> [To do]: Within the records that follow, find every line containing the string "JSON". Copy those lines.
━━━ Records to process
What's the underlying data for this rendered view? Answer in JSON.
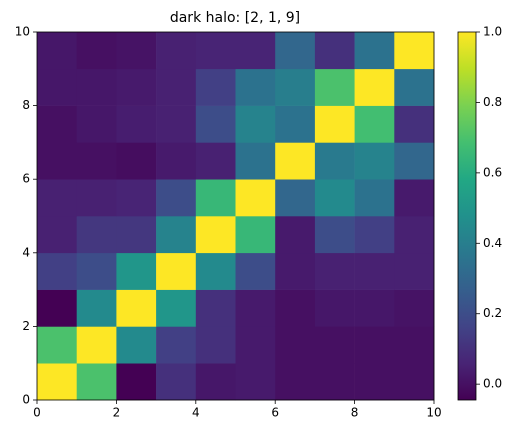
{
  "chart_data": {
    "type": "heatmap",
    "title": "dark halo: [2, 1, 9]",
    "colormap": "viridis",
    "z": [
      [
        1.0,
        0.7,
        -0.045,
        0.1,
        0.02,
        0.03,
        0.0,
        0.0,
        0.0,
        0.0
      ],
      [
        0.7,
        1.0,
        0.45,
        0.15,
        0.1,
        0.03,
        0.0,
        0.0,
        0.0,
        0.0
      ],
      [
        -0.045,
        0.45,
        1.0,
        0.5,
        0.1,
        0.03,
        0.0,
        0.02,
        0.02,
        0.01
      ],
      [
        0.15,
        0.2,
        0.5,
        1.0,
        0.45,
        0.2,
        0.03,
        0.05,
        0.05,
        0.05
      ],
      [
        0.05,
        0.12,
        0.12,
        0.42,
        1.0,
        0.65,
        0.03,
        0.2,
        0.15,
        0.05
      ],
      [
        0.05,
        0.05,
        0.06,
        0.2,
        0.65,
        1.0,
        0.3,
        0.45,
        0.35,
        0.03
      ],
      [
        0.0,
        0.0,
        -0.01,
        0.03,
        0.05,
        0.35,
        1.0,
        0.38,
        0.42,
        0.3
      ],
      [
        0.0,
        0.02,
        0.04,
        0.05,
        0.2,
        0.42,
        0.35,
        1.0,
        0.68,
        0.1
      ],
      [
        0.02,
        0.02,
        0.03,
        0.05,
        0.15,
        0.35,
        0.4,
        0.7,
        1.0,
        0.35
      ],
      [
        0.02,
        0.0,
        0.01,
        0.05,
        0.06,
        0.06,
        0.3,
        0.1,
        0.35,
        1.0
      ]
    ],
    "xlim": [
      0,
      10
    ],
    "ylim": [
      0,
      10
    ],
    "xticks": [
      0,
      2,
      4,
      6,
      8,
      10
    ],
    "yticks": [
      0,
      2,
      4,
      6,
      8,
      10
    ],
    "clim": [
      -0.045,
      1.0
    ],
    "cticks": [
      {
        "value": 0,
        "label": "0.0"
      },
      0.2,
      0.4,
      0.6,
      0.8,
      {
        "value": 1,
        "label": "1.0"
      }
    ]
  }
}
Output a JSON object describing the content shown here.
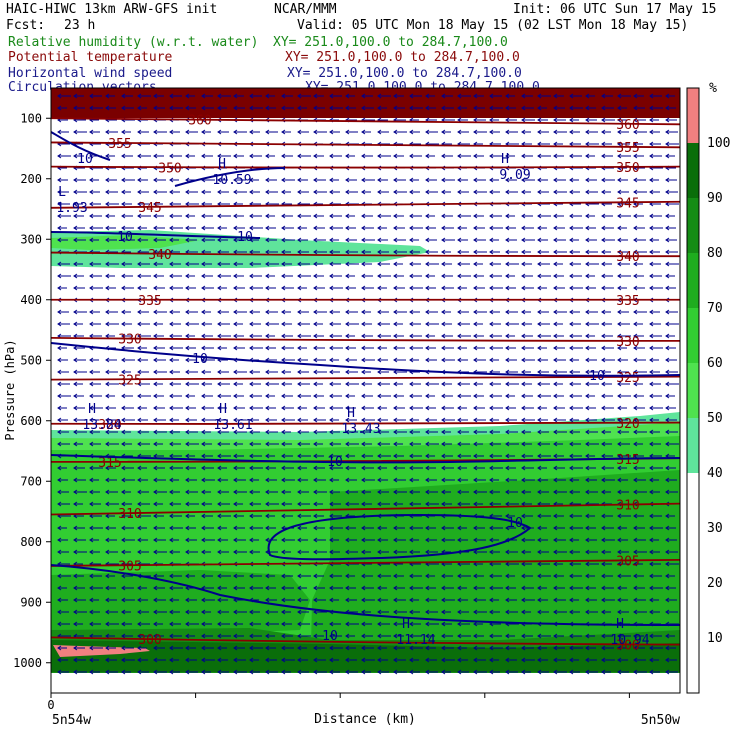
━━━━━━
> [Task answer]:
What's the underlying data for this rendered view? Answer in JSON.
Output a JSON object describing the content shown here.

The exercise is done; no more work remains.